> Given instruction
Each record must be retyped in full. No character may differ.

Dataset items:
==========
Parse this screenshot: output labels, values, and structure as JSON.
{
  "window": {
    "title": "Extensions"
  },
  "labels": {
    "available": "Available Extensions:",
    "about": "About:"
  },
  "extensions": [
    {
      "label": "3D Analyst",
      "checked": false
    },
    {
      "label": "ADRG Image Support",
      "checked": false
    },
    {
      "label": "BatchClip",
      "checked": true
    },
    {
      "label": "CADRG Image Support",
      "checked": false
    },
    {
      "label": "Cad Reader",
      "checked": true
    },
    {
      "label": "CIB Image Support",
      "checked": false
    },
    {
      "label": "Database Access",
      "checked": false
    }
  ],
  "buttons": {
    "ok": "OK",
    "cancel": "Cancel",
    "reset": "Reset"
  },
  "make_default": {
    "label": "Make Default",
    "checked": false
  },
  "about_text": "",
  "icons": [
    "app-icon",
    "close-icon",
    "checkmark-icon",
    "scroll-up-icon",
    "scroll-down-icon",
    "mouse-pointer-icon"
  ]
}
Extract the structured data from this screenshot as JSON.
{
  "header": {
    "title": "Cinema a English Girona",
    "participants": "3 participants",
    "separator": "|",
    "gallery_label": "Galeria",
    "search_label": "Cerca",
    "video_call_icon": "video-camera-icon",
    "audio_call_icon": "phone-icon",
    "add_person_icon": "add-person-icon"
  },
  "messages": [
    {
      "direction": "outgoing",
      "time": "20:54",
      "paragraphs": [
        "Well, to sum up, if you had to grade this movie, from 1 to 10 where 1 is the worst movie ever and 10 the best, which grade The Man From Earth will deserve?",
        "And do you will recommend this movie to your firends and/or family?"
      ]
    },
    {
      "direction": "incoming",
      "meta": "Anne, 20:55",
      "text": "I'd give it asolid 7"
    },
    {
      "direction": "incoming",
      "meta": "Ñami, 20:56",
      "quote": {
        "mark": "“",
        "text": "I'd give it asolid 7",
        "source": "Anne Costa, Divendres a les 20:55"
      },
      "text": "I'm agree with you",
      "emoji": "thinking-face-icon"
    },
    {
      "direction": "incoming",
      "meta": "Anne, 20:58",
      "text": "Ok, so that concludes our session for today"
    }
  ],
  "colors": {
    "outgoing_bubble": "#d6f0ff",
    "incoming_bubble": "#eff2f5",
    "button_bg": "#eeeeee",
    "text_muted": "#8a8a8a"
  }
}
==========
> Solution to the problem
Parse this screenshot: output labels, values, and structure as JSON.
{
  "window": {
    "title": "Extensions"
  },
  "labels": {
    "available": "Available Extensions:",
    "about": "About:"
  },
  "extensions": [
    {
      "label": "3D Analyst",
      "checked": false
    },
    {
      "label": "ADRG Image Support",
      "checked": false
    },
    {
      "label": "BatchClip",
      "checked": true
    },
    {
      "label": "CADRG Image Support",
      "checked": false
    },
    {
      "label": "Cad Reader",
      "checked": true
    },
    {
      "label": "CIB Image Support",
      "checked": false
    },
    {
      "label": "Database Access",
      "checked": false
    }
  ],
  "buttons": {
    "ok": "OK",
    "cancel": "Cancel",
    "reset": "Reset"
  },
  "make_default": {
    "label": "Make Default",
    "checked": false
  },
  "about_text": "",
  "icons": [
    "app-icon",
    "close-icon",
    "checkmark-icon",
    "scroll-up-icon",
    "scroll-down-icon",
    "mouse-pointer-icon"
  ]
}
Extract the structured data from this screenshot as JSON.
{
  "header": {
    "title": "Cinema a English Girona",
    "participants": "3 participants",
    "separator": "|",
    "gallery_label": "Galeria",
    "search_label": "Cerca",
    "video_call_icon": "video-camera-icon",
    "audio_call_icon": "phone-icon",
    "add_person_icon": "add-person-icon"
  },
  "messages": [
    {
      "direction": "outgoing",
      "time": "20:54",
      "paragraphs": [
        "Well, to sum up, if you had to grade this movie, from 1 to 10 where 1 is the worst movie ever and 10 the best, which grade The Man From Earth will deserve?",
        "And do you will recommend this movie to your firends and/or family?"
      ]
    },
    {
      "direction": "incoming",
      "meta": "Anne, 20:55",
      "text": "I'd give it asolid 7"
    },
    {
      "direction": "incoming",
      "meta": "Ñami, 20:56",
      "quote": {
        "mark": "“",
        "text": "I'd give it asolid 7",
        "source": "Anne Costa, Divendres a les 20:55"
      },
      "text": "I'm agree with you",
      "emoji": "thinking-face-icon"
    },
    {
      "direction": "incoming",
      "meta": "Anne, 20:58",
      "text": "Ok, so that concludes our session for today"
    }
  ],
  "colors": {
    "outgoing_bubble": "#d6f0ff",
    "incoming_bubble": "#eff2f5",
    "button_bg": "#eeeeee",
    "text_muted": "#8a8a8a"
  }
}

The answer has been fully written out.